_STATED GOAL_
Set down each line of the records below word for word, with no changes.

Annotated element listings
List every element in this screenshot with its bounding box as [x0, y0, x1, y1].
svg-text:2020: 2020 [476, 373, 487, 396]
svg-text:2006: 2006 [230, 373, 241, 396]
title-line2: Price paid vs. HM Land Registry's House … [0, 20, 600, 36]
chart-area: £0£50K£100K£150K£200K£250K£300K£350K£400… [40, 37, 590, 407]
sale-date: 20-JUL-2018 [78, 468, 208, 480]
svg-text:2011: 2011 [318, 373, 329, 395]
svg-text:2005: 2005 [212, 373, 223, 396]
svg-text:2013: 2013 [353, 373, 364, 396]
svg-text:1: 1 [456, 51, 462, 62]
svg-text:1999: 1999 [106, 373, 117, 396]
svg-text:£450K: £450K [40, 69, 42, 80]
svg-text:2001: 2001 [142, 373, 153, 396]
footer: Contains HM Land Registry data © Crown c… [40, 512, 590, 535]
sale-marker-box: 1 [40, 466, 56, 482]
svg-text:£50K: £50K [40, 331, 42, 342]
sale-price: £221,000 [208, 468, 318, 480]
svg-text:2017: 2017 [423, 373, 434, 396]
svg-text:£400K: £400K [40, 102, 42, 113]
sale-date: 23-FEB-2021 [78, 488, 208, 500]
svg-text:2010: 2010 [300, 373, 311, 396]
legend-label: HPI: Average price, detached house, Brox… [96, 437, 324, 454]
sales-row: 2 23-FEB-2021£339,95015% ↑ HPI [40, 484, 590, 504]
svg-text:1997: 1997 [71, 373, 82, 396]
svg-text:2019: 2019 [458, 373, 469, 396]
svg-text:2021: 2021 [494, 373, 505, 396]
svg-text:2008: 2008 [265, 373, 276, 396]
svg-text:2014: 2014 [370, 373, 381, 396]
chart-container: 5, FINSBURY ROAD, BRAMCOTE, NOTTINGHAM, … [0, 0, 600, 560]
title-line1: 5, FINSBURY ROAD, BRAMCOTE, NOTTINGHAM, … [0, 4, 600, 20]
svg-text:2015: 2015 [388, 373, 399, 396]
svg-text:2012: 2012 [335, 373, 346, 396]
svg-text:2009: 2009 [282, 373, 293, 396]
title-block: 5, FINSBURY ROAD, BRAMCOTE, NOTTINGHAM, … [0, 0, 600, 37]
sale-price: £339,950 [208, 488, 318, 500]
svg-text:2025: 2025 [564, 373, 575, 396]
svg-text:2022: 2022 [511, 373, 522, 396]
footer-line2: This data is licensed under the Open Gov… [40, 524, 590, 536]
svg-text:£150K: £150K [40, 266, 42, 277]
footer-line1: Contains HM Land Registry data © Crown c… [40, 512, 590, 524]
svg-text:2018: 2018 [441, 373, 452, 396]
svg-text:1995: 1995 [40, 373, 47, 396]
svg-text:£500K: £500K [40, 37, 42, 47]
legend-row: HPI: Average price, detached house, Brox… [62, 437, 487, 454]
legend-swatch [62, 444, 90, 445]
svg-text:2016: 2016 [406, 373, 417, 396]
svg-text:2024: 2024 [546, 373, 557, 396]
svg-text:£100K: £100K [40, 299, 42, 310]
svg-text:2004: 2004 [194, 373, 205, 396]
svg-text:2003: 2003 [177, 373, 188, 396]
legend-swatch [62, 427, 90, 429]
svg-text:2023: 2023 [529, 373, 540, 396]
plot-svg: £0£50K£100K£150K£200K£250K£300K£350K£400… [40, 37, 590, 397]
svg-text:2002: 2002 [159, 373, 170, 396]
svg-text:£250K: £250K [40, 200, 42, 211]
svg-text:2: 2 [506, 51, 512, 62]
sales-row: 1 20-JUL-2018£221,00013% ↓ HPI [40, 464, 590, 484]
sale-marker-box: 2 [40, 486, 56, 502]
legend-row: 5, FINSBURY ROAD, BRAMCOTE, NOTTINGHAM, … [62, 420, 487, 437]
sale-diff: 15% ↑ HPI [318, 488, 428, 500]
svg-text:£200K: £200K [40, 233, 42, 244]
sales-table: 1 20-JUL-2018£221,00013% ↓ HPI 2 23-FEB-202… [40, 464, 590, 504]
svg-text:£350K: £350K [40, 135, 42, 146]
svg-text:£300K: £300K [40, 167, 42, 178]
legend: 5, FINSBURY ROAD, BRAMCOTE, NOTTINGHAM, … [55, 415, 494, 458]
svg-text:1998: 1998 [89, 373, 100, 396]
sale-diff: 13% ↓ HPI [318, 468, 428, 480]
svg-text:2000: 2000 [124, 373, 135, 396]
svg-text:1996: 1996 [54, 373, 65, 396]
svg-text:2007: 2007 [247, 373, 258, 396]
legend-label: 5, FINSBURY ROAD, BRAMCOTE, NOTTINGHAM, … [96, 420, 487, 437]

_SOLUTION_
List every element in this screenshot with its bounding box as [x0, y0, x1, y1].
svg-text:2020: 2020 [476, 373, 487, 396]
svg-text:2006: 2006 [230, 373, 241, 396]
title-line2: Price paid vs. HM Land Registry's House … [0, 20, 600, 36]
chart-area: £0£50K£100K£150K£200K£250K£300K£350K£400… [40, 37, 590, 407]
sale-date: 20-JUL-2018 [78, 468, 208, 480]
svg-text:2011: 2011 [318, 373, 329, 395]
svg-text:2005: 2005 [212, 373, 223, 396]
svg-text:2013: 2013 [353, 373, 364, 396]
svg-text:1: 1 [456, 51, 462, 62]
svg-text:1999: 1999 [106, 373, 117, 396]
svg-text:£450K: £450K [40, 69, 42, 80]
svg-text:2001: 2001 [142, 373, 153, 396]
footer: Contains HM Land Registry data © Crown c… [40, 512, 590, 535]
sale-marker-box: 1 [40, 466, 56, 482]
svg-text:£50K: £50K [40, 331, 42, 342]
sale-price: £221,000 [208, 468, 318, 480]
svg-text:2017: 2017 [423, 373, 434, 396]
svg-text:£400K: £400K [40, 102, 42, 113]
sale-date: 23-FEB-2021 [78, 488, 208, 500]
svg-text:2010: 2010 [300, 373, 311, 396]
legend-label: HPI: Average price, detached house, Brox… [96, 437, 324, 454]
sales-row: 2 23-FEB-2021£339,95015% ↑ HPI [40, 484, 590, 504]
svg-text:1997: 1997 [71, 373, 82, 396]
svg-text:2019: 2019 [458, 373, 469, 396]
svg-text:2021: 2021 [494, 373, 505, 396]
svg-text:2008: 2008 [265, 373, 276, 396]
svg-text:2014: 2014 [370, 373, 381, 396]
chart-container: 5, FINSBURY ROAD, BRAMCOTE, NOTTINGHAM, … [0, 0, 600, 560]
title-line1: 5, FINSBURY ROAD, BRAMCOTE, NOTTINGHAM, … [0, 4, 600, 20]
svg-text:2015: 2015 [388, 373, 399, 396]
svg-text:2012: 2012 [335, 373, 346, 396]
svg-text:2009: 2009 [282, 373, 293, 396]
title-block: 5, FINSBURY ROAD, BRAMCOTE, NOTTINGHAM, … [0, 0, 600, 37]
sale-price: £339,950 [208, 488, 318, 500]
svg-text:2025: 2025 [564, 373, 575, 396]
svg-text:2022: 2022 [511, 373, 522, 396]
footer-line2: This data is licensed under the Open Gov… [40, 524, 590, 536]
svg-text:£150K: £150K [40, 266, 42, 277]
footer-line1: Contains HM Land Registry data © Crown c… [40, 512, 590, 524]
svg-text:2018: 2018 [441, 373, 452, 396]
svg-text:1995: 1995 [40, 373, 47, 396]
svg-text:£500K: £500K [40, 37, 42, 47]
legend-row: HPI: Average price, detached house, Brox… [62, 437, 487, 454]
legend-swatch [62, 444, 90, 445]
svg-text:2016: 2016 [406, 373, 417, 396]
svg-text:2024: 2024 [546, 373, 557, 396]
svg-text:£100K: £100K [40, 299, 42, 310]
svg-text:2004: 2004 [194, 373, 205, 396]
svg-text:2003: 2003 [177, 373, 188, 396]
legend-swatch [62, 427, 90, 429]
svg-text:2023: 2023 [529, 373, 540, 396]
plot-svg: £0£50K£100K£150K£200K£250K£300K£350K£400… [40, 37, 590, 397]
svg-text:2002: 2002 [159, 373, 170, 396]
svg-text:£250K: £250K [40, 200, 42, 211]
svg-text:2: 2 [506, 51, 512, 62]
sales-row: 1 20-JUL-2018£221,00013% ↓ HPI [40, 464, 590, 484]
sale-marker-box: 2 [40, 486, 56, 502]
legend-row: 5, FINSBURY ROAD, BRAMCOTE, NOTTINGHAM, … [62, 420, 487, 437]
sale-diff: 15% ↑ HPI [318, 488, 428, 500]
svg-text:£200K: £200K [40, 233, 42, 244]
sales-table: 1 20-JUL-2018£221,00013% ↓ HPI 2 23-FEB-202… [40, 464, 590, 504]
svg-text:£350K: £350K [40, 135, 42, 146]
svg-text:£300K: £300K [40, 167, 42, 178]
legend: 5, FINSBURY ROAD, BRAMCOTE, NOTTINGHAM, … [55, 415, 494, 458]
svg-text:1998: 1998 [89, 373, 100, 396]
sale-diff: 13% ↓ HPI [318, 468, 428, 480]
svg-text:2000: 2000 [124, 373, 135, 396]
svg-text:1996: 1996 [54, 373, 65, 396]
svg-text:2007: 2007 [247, 373, 258, 396]
legend-label: 5, FINSBURY ROAD, BRAMCOTE, NOTTINGHAM, … [96, 420, 487, 437]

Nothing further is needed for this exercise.